# WRITTEN PROBLEM:
Every entry must be duplicated precisely as written.

# Dataset items:
····················
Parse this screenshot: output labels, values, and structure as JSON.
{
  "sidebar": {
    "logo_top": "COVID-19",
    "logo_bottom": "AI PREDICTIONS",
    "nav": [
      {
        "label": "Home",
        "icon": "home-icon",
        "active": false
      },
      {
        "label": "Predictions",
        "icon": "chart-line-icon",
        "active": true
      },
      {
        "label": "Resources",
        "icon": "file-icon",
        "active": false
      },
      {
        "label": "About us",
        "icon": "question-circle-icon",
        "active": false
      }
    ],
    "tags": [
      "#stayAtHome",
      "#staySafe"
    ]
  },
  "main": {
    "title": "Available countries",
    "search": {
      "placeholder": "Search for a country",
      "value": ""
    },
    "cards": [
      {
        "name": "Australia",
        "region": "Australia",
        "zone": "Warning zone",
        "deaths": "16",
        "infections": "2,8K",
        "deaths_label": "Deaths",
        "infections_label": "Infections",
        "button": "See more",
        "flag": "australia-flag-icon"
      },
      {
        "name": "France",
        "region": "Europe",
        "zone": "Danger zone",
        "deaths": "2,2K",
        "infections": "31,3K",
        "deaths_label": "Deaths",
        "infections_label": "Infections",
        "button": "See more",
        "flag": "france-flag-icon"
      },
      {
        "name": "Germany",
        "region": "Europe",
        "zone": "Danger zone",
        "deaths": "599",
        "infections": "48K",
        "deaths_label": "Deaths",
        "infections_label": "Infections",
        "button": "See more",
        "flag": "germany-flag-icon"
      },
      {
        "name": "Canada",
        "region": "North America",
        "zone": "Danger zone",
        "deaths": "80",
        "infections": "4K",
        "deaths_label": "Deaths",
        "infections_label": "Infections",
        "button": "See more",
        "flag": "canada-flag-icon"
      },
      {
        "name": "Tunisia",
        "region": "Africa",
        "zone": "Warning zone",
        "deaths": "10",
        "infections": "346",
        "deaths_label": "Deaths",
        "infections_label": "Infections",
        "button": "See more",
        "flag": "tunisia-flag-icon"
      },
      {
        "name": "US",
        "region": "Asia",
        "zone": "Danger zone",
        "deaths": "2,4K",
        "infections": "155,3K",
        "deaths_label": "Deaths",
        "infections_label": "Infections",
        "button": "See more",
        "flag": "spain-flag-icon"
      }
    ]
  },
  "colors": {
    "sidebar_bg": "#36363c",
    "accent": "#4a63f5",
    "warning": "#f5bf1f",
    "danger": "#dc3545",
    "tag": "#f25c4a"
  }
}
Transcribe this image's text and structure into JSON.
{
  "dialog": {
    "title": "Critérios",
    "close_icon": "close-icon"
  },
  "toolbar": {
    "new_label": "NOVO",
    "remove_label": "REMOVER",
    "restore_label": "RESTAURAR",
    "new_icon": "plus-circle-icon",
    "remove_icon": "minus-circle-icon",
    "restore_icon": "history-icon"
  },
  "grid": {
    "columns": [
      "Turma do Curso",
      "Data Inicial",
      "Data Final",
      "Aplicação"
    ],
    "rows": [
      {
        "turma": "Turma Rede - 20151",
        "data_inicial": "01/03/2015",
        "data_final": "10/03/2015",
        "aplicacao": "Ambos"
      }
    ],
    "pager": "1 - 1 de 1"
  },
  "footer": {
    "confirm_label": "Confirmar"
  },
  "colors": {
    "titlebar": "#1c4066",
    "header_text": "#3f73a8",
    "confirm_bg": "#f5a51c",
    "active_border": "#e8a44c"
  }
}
····················
# SOLUTION FOR THIS EXERCISE:
Parse this screenshot: output labels, values, and structure as JSON.
{
  "sidebar": {
    "logo_top": "COVID-19",
    "logo_bottom": "AI PREDICTIONS",
    "nav": [
      {
        "label": "Home",
        "icon": "home-icon",
        "active": false
      },
      {
        "label": "Predictions",
        "icon": "chart-line-icon",
        "active": true
      },
      {
        "label": "Resources",
        "icon": "file-icon",
        "active": false
      },
      {
        "label": "About us",
        "icon": "question-circle-icon",
        "active": false
      }
    ],
    "tags": [
      "#stayAtHome",
      "#staySafe"
    ]
  },
  "main": {
    "title": "Available countries",
    "search": {
      "placeholder": "Search for a country",
      "value": ""
    },
    "cards": [
      {
        "name": "Australia",
        "region": "Australia",
        "zone": "Warning zone",
        "deaths": "16",
        "infections": "2,8K",
        "deaths_label": "Deaths",
        "infections_label": "Infections",
        "button": "See more",
        "flag": "australia-flag-icon"
      },
      {
        "name": "France",
        "region": "Europe",
        "zone": "Danger zone",
        "deaths": "2,2K",
        "infections": "31,3K",
        "deaths_label": "Deaths",
        "infections_label": "Infections",
        "button": "See more",
        "flag": "france-flag-icon"
      },
      {
        "name": "Germany",
        "region": "Europe",
        "zone": "Danger zone",
        "deaths": "599",
        "infections": "48K",
        "deaths_label": "Deaths",
        "infections_label": "Infections",
        "button": "See more",
        "flag": "germany-flag-icon"
      },
      {
        "name": "Canada",
        "region": "North America",
        "zone": "Danger zone",
        "deaths": "80",
        "infections": "4K",
        "deaths_label": "Deaths",
        "infections_label": "Infections",
        "button": "See more",
        "flag": "canada-flag-icon"
      },
      {
        "name": "Tunisia",
        "region": "Africa",
        "zone": "Warning zone",
        "deaths": "10",
        "infections": "346",
        "deaths_label": "Deaths",
        "infections_label": "Infections",
        "button": "See more",
        "flag": "tunisia-flag-icon"
      },
      {
        "name": "US",
        "region": "Asia",
        "zone": "Danger zone",
        "deaths": "2,4K",
        "infections": "155,3K",
        "deaths_label": "Deaths",
        "infections_label": "Infections",
        "button": "See more",
        "flag": "spain-flag-icon"
      }
    ]
  },
  "colors": {
    "sidebar_bg": "#36363c",
    "accent": "#4a63f5",
    "warning": "#f5bf1f",
    "danger": "#dc3545",
    "tag": "#f25c4a"
  }
}
Transcribe this image's text and structure into JSON.
{
  "dialog": {
    "title": "Critérios",
    "close_icon": "close-icon"
  },
  "toolbar": {
    "new_label": "NOVO",
    "remove_label": "REMOVER",
    "restore_label": "RESTAURAR",
    "new_icon": "plus-circle-icon",
    "remove_icon": "minus-circle-icon",
    "restore_icon": "history-icon"
  },
  "grid": {
    "columns": [
      "Turma do Curso",
      "Data Inicial",
      "Data Final",
      "Aplicação"
    ],
    "rows": [
      {
        "turma": "Turma Rede - 20151",
        "data_inicial": "01/03/2015",
        "data_final": "10/03/2015",
        "aplicacao": "Ambos"
      }
    ],
    "pager": "1 - 1 de 1"
  },
  "footer": {
    "confirm_label": "Confirmar"
  },
  "colors": {
    "titlebar": "#1c4066",
    "header_text": "#3f73a8",
    "confirm_bg": "#f5a51c",
    "active_border": "#e8a44c"
  }
}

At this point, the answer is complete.